_What needs to be done_: Check every line below for the word "恰当的应用统计方法" and show those that hold it.

[Items listed in a dataset]
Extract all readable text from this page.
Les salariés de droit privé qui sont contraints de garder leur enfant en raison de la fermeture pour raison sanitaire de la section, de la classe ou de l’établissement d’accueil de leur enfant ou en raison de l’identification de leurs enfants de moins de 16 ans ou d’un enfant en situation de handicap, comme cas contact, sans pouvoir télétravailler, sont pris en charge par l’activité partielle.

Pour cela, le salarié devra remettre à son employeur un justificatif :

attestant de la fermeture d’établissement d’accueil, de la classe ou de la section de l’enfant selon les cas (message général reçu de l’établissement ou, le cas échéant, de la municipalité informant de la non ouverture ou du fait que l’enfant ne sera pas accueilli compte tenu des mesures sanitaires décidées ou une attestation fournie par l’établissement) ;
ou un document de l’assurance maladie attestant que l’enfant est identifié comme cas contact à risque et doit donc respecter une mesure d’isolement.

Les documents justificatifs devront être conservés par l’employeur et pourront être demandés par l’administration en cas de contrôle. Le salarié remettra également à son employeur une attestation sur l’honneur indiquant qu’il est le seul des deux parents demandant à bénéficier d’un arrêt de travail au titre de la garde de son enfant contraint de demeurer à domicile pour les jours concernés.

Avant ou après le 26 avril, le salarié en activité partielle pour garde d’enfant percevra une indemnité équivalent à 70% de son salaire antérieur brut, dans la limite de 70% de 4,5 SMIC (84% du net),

--

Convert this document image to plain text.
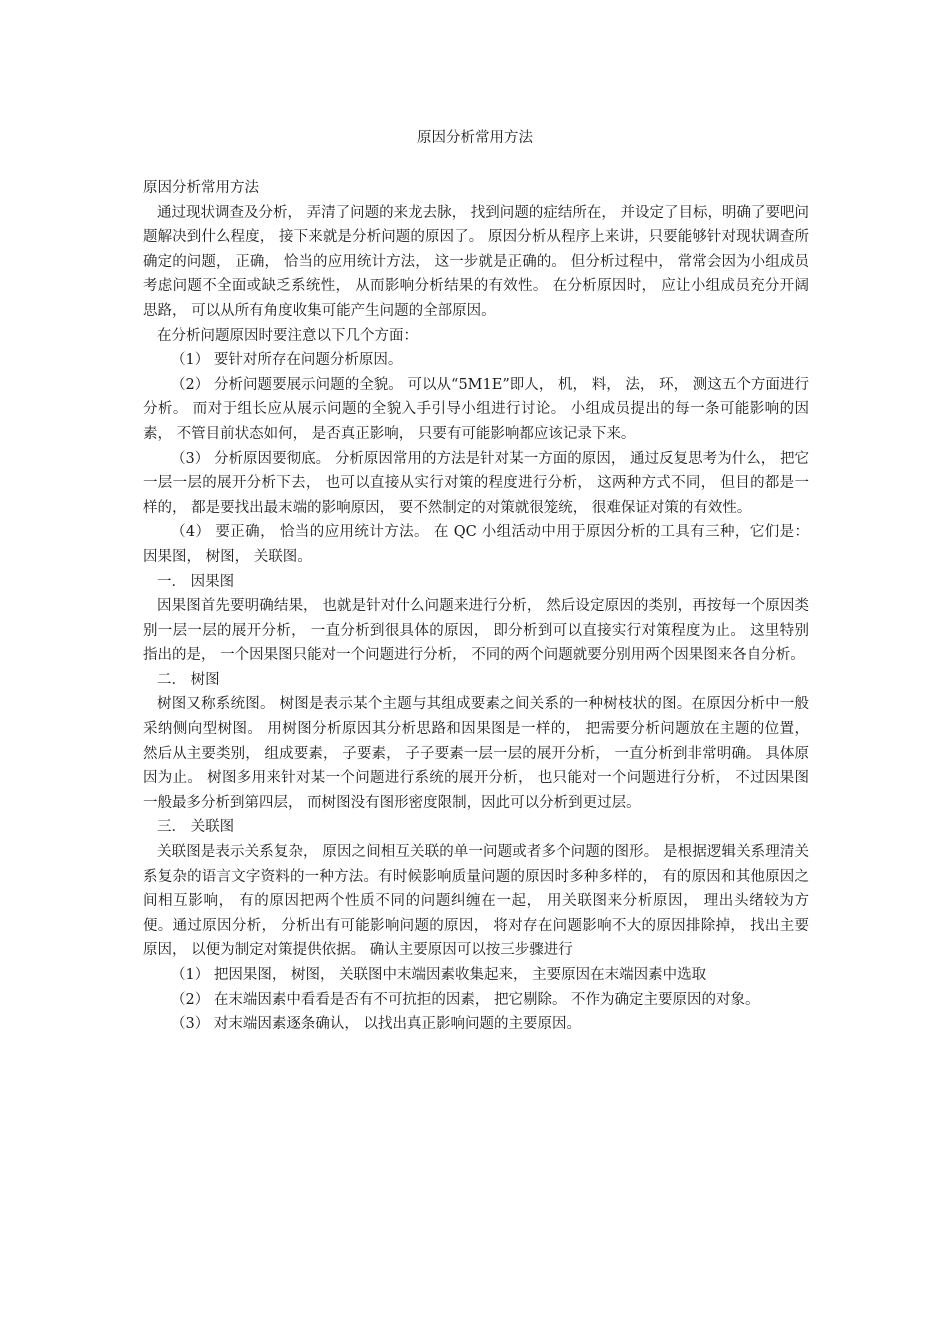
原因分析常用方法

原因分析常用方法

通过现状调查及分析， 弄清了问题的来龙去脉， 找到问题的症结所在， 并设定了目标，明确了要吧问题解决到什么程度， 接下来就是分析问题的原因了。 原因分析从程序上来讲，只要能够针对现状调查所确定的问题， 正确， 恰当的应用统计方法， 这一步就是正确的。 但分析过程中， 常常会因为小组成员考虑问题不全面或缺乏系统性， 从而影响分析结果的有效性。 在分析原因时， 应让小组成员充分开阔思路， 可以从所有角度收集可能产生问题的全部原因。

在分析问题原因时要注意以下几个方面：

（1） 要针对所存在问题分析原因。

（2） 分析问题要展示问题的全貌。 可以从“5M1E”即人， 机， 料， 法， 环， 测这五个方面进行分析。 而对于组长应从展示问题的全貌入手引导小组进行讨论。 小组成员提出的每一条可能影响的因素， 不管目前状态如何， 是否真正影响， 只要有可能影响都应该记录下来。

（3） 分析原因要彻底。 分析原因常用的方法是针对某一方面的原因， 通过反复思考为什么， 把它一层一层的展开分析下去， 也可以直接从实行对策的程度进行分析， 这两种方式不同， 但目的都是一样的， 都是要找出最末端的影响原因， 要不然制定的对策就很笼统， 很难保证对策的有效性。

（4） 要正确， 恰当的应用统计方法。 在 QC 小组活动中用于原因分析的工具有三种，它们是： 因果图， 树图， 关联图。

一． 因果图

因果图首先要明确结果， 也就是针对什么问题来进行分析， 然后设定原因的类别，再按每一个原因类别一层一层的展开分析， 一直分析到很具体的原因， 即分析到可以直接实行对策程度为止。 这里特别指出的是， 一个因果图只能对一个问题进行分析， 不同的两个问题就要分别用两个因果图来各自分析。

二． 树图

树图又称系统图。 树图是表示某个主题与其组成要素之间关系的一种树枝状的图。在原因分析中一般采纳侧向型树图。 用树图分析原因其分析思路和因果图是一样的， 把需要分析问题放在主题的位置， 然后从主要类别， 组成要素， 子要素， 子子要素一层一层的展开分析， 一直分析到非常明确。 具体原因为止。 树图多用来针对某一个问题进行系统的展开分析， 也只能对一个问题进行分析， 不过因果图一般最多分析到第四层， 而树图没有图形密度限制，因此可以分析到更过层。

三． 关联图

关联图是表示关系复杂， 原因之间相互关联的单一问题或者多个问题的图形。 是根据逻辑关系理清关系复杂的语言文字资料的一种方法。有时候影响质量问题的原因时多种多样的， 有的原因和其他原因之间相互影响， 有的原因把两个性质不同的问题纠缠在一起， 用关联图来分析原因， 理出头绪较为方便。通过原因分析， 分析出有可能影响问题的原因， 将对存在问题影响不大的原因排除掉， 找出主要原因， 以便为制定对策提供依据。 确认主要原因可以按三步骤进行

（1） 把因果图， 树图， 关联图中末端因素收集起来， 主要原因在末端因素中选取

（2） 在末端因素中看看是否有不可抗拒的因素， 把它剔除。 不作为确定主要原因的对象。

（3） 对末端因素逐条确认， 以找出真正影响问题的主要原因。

--

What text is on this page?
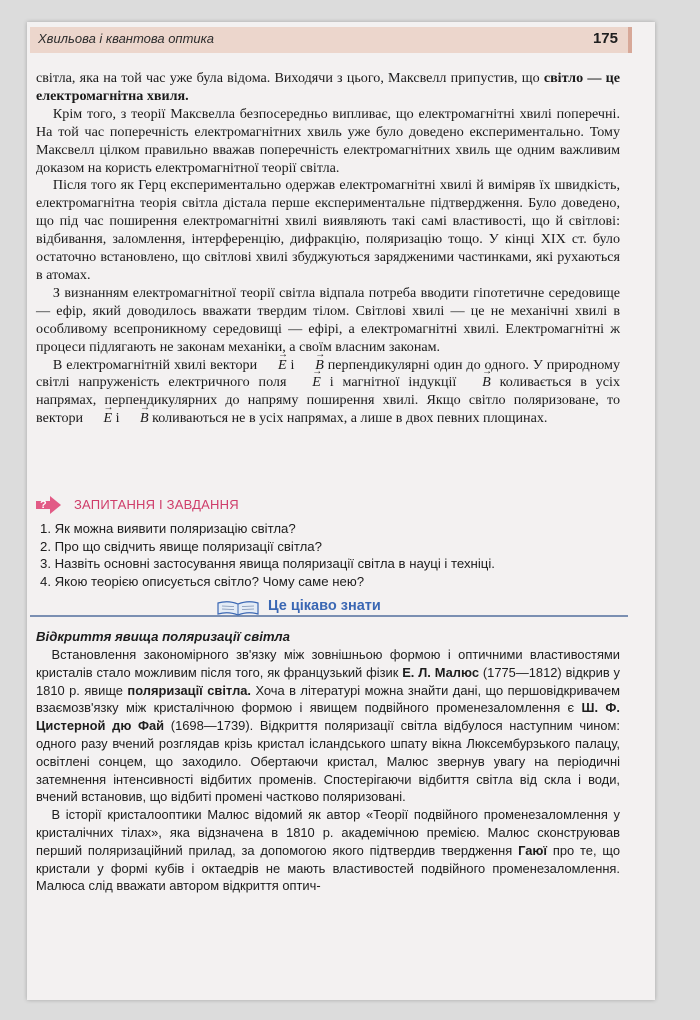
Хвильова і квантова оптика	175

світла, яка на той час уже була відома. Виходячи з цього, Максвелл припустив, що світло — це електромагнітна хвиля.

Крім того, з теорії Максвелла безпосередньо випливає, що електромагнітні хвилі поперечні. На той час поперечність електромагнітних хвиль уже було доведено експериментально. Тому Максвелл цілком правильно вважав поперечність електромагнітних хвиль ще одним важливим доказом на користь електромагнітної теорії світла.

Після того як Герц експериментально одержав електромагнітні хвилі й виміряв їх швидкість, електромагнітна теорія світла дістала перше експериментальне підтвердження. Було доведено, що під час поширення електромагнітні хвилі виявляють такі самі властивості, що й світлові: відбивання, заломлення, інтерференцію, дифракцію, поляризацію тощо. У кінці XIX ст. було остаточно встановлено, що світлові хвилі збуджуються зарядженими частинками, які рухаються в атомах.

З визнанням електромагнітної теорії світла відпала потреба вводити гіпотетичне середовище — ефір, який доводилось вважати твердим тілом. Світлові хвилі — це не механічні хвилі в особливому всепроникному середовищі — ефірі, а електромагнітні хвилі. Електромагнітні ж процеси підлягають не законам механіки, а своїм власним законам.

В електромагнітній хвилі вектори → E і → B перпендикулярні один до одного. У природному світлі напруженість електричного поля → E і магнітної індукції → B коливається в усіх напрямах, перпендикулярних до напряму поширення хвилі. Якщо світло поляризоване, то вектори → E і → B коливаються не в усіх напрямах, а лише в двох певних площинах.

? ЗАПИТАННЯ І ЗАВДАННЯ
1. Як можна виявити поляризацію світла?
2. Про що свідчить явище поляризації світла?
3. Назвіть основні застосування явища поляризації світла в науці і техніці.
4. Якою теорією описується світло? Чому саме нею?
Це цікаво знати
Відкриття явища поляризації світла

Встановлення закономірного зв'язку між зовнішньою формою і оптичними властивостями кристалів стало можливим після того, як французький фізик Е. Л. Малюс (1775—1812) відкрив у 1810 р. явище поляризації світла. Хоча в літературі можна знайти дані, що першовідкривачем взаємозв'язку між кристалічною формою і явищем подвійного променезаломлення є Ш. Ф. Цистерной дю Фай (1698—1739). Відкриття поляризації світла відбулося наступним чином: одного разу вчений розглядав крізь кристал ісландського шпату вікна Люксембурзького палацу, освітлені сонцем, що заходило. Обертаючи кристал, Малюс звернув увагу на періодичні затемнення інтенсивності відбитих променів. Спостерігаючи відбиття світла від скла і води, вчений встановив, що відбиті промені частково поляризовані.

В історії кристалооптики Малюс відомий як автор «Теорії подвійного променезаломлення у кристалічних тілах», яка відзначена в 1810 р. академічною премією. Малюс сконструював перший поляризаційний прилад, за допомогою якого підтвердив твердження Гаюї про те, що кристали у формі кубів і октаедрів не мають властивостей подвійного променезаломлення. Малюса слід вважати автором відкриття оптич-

_Expected answer_:
通过现状调查及分析， 弄清了问题的来龙去脉， 找到问题的症结所在， 并设定了目标，明确了要吧问题解决到什么程度， 接下来就是分析问题的原因了。 原因分析从程序上来讲，只要能够针对现状调查所确定的问题， 正确， 恰当的应用统计方法， 这一步就是正确的。 但分析过程中， 常常会因为小组成员考虑问题不全面或缺乏系统性， 从而影响分析结果的有效性。 在分析原因时， 应让小组成员充分开阔思路， 可以从所有角度收集可能产生问题的全部原因。
（4） 要正确， 恰当的应用统计方法。 在 QC 小组活动中用于原因分析的工具有三种，它们是： 因果图， 树图， 关联图。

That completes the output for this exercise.